-- START OF Dataset extract --

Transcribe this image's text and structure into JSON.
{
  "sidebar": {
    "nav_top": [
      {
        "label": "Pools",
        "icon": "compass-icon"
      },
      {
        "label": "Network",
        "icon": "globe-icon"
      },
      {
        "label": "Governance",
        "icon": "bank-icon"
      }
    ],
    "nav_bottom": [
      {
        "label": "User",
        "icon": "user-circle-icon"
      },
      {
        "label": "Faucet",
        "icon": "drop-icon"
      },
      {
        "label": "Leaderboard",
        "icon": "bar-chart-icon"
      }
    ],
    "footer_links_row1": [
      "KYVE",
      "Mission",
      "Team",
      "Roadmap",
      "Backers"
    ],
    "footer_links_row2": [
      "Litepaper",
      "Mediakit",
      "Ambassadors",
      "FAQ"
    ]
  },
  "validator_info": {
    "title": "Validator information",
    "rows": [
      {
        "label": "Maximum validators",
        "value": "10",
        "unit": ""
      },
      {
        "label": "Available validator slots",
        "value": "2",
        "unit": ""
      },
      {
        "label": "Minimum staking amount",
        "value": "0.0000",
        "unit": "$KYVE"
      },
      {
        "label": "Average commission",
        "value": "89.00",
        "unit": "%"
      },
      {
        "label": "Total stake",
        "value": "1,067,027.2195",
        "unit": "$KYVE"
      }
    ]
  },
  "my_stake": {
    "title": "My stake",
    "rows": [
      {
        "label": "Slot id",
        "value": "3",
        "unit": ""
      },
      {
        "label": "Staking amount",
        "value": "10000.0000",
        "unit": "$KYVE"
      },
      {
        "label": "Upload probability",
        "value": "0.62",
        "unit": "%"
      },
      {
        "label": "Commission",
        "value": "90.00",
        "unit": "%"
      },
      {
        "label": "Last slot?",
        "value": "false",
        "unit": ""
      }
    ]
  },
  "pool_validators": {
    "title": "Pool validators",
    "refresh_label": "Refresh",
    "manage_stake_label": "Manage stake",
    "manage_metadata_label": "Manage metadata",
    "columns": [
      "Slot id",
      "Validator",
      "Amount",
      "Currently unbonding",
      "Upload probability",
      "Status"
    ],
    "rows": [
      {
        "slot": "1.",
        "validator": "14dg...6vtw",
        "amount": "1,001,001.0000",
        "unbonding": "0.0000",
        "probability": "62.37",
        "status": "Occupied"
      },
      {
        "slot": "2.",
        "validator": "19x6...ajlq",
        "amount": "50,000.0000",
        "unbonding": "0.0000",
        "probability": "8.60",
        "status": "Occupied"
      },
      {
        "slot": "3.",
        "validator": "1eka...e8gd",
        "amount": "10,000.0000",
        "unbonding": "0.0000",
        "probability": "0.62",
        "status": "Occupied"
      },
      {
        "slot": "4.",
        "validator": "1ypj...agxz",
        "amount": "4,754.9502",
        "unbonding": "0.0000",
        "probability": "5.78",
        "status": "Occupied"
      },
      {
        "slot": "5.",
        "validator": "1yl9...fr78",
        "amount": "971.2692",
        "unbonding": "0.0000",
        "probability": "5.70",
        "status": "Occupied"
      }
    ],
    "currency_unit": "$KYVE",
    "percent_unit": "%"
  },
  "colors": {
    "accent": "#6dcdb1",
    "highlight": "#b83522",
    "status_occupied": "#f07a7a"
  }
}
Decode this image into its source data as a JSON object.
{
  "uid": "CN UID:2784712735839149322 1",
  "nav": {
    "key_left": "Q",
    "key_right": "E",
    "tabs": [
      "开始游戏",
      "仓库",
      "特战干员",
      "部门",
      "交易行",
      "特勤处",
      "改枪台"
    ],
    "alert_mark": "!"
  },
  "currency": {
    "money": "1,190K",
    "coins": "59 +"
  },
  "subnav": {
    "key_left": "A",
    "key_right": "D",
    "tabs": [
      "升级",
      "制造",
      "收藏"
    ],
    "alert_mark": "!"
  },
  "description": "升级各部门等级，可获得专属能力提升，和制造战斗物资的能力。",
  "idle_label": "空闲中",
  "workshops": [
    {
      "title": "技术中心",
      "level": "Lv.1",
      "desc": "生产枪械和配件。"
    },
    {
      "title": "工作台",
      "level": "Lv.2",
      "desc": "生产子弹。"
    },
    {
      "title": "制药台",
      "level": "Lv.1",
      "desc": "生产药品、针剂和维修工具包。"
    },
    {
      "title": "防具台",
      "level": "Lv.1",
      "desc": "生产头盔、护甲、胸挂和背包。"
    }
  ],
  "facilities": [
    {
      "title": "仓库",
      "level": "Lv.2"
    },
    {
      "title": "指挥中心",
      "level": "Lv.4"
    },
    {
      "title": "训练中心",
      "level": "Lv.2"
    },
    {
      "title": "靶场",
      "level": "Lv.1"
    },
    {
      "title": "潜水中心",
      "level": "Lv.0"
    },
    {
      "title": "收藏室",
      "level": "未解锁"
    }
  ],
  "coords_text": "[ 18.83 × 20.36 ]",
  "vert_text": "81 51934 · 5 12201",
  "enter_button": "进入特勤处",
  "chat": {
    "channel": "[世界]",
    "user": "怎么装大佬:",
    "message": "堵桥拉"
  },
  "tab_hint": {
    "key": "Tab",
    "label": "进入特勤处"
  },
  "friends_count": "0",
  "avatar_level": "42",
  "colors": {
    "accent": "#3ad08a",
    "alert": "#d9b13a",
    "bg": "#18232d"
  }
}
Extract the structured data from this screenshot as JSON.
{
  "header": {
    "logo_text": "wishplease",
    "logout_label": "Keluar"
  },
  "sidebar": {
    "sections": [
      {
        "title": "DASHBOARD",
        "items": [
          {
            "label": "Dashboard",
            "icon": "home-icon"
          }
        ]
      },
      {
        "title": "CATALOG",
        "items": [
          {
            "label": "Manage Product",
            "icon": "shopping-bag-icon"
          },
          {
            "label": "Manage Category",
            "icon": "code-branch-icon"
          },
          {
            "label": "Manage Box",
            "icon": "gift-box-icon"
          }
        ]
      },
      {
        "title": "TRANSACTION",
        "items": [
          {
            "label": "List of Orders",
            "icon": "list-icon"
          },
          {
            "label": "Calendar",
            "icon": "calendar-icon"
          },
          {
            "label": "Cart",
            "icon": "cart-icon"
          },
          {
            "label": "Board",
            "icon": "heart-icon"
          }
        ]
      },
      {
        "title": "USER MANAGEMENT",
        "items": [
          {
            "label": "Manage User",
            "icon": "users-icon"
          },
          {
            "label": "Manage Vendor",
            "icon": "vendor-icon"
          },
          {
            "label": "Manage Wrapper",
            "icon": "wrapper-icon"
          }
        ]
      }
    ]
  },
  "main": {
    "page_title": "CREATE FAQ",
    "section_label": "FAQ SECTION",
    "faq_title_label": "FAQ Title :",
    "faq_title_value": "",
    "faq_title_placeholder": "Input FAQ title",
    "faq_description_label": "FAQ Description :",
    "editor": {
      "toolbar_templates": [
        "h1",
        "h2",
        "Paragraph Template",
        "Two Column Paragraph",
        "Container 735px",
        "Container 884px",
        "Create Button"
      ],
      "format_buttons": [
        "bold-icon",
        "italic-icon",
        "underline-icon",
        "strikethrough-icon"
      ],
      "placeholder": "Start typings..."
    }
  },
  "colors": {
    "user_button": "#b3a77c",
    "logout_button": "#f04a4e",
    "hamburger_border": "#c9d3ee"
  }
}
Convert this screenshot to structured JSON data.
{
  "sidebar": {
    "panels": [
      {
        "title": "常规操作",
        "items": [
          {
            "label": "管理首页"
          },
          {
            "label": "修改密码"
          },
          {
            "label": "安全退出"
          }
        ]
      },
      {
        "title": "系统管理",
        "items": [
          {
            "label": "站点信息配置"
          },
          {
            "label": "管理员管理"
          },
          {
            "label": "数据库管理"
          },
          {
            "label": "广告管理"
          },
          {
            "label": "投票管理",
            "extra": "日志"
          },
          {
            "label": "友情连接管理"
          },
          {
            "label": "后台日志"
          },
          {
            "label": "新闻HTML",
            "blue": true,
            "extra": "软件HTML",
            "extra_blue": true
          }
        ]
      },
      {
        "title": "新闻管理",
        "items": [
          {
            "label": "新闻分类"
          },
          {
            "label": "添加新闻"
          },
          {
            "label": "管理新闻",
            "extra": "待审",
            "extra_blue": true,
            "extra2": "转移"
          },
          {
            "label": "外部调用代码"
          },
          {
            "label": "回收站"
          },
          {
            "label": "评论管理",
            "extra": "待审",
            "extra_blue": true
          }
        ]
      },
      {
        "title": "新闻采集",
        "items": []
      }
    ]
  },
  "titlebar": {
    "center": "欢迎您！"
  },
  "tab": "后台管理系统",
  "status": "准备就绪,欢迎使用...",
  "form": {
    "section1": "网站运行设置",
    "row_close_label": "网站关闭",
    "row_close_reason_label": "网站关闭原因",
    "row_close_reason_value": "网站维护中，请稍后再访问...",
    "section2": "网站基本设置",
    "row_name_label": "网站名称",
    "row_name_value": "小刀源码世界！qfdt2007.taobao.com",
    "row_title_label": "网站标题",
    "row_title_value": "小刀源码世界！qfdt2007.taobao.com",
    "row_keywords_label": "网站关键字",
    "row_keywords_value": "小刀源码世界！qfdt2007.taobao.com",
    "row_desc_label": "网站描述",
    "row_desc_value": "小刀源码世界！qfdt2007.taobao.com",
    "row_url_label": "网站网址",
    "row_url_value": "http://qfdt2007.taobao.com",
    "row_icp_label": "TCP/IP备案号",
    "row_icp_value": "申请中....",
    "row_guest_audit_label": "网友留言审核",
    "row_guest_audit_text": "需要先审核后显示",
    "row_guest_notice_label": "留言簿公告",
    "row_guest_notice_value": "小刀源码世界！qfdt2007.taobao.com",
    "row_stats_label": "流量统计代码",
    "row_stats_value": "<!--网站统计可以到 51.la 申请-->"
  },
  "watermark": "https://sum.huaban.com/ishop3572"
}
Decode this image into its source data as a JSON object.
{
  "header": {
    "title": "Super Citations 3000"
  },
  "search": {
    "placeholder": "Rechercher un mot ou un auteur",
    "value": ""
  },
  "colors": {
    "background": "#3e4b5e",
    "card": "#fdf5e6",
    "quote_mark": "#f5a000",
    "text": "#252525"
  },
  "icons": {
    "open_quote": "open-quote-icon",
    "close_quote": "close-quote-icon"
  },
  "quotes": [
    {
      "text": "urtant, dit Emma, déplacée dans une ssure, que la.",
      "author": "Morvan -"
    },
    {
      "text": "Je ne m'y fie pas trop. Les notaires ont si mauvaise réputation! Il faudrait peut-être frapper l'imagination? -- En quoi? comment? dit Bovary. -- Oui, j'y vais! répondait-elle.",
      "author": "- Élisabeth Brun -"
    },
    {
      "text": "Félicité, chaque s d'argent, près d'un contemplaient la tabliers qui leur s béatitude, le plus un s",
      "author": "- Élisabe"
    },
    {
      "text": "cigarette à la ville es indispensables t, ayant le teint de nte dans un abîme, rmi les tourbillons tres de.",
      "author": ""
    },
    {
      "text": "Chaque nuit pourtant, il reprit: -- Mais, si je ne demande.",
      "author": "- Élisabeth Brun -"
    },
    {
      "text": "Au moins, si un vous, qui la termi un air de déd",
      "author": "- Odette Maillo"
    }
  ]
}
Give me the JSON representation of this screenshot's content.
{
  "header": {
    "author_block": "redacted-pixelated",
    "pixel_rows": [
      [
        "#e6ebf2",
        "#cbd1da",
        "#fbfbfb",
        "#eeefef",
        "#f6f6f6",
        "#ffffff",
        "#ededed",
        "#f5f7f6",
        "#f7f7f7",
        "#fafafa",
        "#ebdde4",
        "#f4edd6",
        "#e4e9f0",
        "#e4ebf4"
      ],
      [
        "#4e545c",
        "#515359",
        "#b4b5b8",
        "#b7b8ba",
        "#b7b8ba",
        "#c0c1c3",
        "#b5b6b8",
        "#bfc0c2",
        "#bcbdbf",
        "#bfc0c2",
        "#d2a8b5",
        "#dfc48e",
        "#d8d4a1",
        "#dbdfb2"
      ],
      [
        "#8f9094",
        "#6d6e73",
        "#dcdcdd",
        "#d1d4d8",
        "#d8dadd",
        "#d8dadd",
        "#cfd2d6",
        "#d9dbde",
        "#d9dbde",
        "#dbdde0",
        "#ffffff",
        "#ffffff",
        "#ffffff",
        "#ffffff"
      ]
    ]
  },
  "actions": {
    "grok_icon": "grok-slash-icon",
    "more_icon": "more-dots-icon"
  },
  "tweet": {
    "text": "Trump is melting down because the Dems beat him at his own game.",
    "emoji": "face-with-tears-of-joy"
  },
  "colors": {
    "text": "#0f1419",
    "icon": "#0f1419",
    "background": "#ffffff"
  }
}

-- END OF Dataset extract --

Extract exactly the lines between the line containing "Give me the" and the end of the data, including both.

Expected output:
Give me the JSON representation of this screenshot's content.
{
  "header": {
    "author_block": "redacted-pixelated",
    "pixel_rows": [
      [
        "#e6ebf2",
        "#cbd1da",
        "#fbfbfb",
        "#eeefef",
        "#f6f6f6",
        "#ffffff",
        "#ededed",
        "#f5f7f6",
        "#f7f7f7",
        "#fafafa",
        "#ebdde4",
        "#f4edd6",
        "#e4e9f0",
        "#e4ebf4"
      ],
      [
        "#4e545c",
        "#515359",
        "#b4b5b8",
        "#b7b8ba",
        "#b7b8ba",
        "#c0c1c3",
        "#b5b6b8",
        "#bfc0c2",
        "#bcbdbf",
        "#bfc0c2",
        "#d2a8b5",
        "#dfc48e",
        "#d8d4a1",
        "#dbdfb2"
      ],
      [
        "#8f9094",
        "#6d6e73",
        "#dcdcdd",
        "#d1d4d8",
        "#d8dadd",
        "#d8dadd",
        "#cfd2d6",
        "#d9dbde",
        "#d9dbde",
        "#dbdde0",
        "#ffffff",
        "#ffffff",
        "#ffffff",
        "#ffffff"
      ]
    ]
  },
  "actions": {
    "grok_icon": "grok-slash-icon",
    "more_icon": "more-dots-icon"
  },
  "tweet": {
    "text": "Trump is melting down because the Dems beat him at his own game.",
    "emoji": "face-with-tears-of-joy"
  },
  "colors": {
    "text": "#0f1419",
    "icon": "#0f1419",
    "background": "#ffffff"
  }
}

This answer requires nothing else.